▶ _Directions for this task_
Pick out every line in the rows below that contains the string "tick" and copy each of those lines. Case counts.

Annotated region listings
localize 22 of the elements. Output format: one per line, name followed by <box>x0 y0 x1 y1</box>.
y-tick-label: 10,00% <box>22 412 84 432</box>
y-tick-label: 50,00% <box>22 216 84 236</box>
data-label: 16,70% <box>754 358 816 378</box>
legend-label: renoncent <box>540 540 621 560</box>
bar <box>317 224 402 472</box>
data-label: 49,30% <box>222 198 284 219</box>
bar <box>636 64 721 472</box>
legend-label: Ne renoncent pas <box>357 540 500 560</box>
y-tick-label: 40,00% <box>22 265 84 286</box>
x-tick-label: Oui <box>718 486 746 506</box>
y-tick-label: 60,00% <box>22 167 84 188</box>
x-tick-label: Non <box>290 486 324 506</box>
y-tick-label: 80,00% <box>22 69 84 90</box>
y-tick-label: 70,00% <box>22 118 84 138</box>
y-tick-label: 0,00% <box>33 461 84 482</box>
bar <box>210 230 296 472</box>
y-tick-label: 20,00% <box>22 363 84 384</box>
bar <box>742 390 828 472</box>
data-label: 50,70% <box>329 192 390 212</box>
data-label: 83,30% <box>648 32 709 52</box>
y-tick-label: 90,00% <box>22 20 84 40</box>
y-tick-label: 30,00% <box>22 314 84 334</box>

▶ _Task solution_
y-tick-label: 10,00% <box>22 412 84 432</box>
y-tick-label: 50,00% <box>22 216 84 236</box>
y-tick-label: 40,00% <box>22 265 84 286</box>
x-tick-label: Oui <box>718 486 746 506</box>
y-tick-label: 60,00% <box>22 167 84 188</box>
x-tick-label: Non <box>290 486 324 506</box>
y-tick-label: 80,00% <box>22 69 84 90</box>
y-tick-label: 70,00% <box>22 118 84 138</box>
y-tick-label: 0,00% <box>33 461 84 482</box>
y-tick-label: 20,00% <box>22 363 84 384</box>
y-tick-label: 90,00% <box>22 20 84 40</box>
y-tick-label: 30,00% <box>22 314 84 334</box>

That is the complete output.